STATED EXERCISE |
Word for word, set down the records and skip each picture.

ROWS |
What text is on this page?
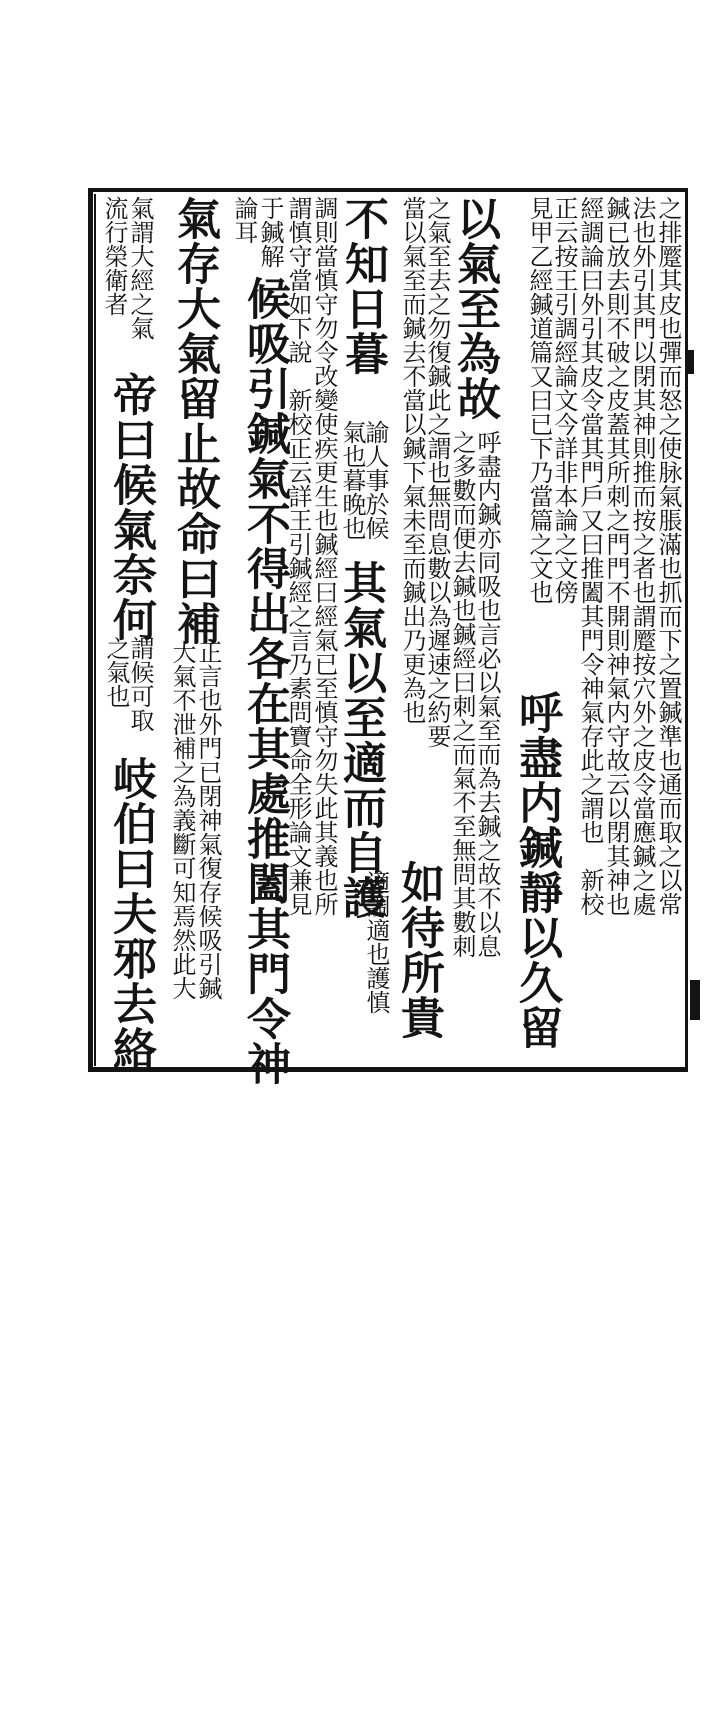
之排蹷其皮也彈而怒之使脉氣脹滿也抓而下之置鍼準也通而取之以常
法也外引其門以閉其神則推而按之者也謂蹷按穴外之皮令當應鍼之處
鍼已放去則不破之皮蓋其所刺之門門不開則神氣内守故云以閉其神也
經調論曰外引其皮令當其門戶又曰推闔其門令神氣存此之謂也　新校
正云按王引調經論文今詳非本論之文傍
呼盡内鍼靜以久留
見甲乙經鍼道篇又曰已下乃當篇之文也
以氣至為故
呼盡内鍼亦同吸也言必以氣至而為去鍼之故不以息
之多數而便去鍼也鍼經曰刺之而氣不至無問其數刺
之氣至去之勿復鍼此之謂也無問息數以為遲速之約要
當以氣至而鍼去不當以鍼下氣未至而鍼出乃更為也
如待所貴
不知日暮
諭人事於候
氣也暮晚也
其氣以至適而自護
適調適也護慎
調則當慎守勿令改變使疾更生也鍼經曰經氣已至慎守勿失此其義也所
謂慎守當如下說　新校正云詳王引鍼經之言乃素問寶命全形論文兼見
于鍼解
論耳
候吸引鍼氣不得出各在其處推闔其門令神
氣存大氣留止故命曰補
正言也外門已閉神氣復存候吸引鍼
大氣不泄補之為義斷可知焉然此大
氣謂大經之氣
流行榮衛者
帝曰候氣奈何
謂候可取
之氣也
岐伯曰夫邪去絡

WORKED ANSWER |
What text is on this page?
之排蹷其皮也彈而怒之使脉氣脹滿也抓而下之置鍼準也通而取之以常
法也外引其門以閉其神則推而按之者也謂蹷按穴外之皮令當應鍼之處
鍼已放去則不破之皮蓋其所刺之門門不開則神氣内守故云以閉其神也
經調論曰外引其皮令當其門戶又曰推闔其門令神氣存此之謂也　新校
正云按王引調經論文今詳非本論之文傍
呼盡内鍼靜以久留
見甲乙經鍼道篇又曰已下乃當篇之文也
以氣至為故
呼盡内鍼亦同吸也言必以氣至而為去鍼之故不以息
之多數而便去鍼也鍼經曰刺之而氣不至無問其數刺
之氣至去之勿復鍼此之謂也無問息數以為遲速之約要
當以氣至而鍼去不當以鍼下氣未至而鍼出乃更為也
如待所貴
不知日暮
諭人事於候
氣也暮晚也
其氣以至適而自護
適調適也護慎
調則當慎守勿令改變使疾更生也鍼經曰經氣已至慎守勿失此其義也所
謂慎守當如下說　新校正云詳王引鍼經之言乃素問寶命全形論文兼見
于鍼解
論耳
候吸引鍼氣不得出各在其處推闔其門令神
氣存大氣留止故命曰補
正言也外門已閉神氣復存候吸引鍼
大氣不泄補之為義斷可知焉然此大
氣謂大經之氣
流行榮衛者
帝曰候氣奈何
謂候可取
之氣也
岐伯曰夫邪去絡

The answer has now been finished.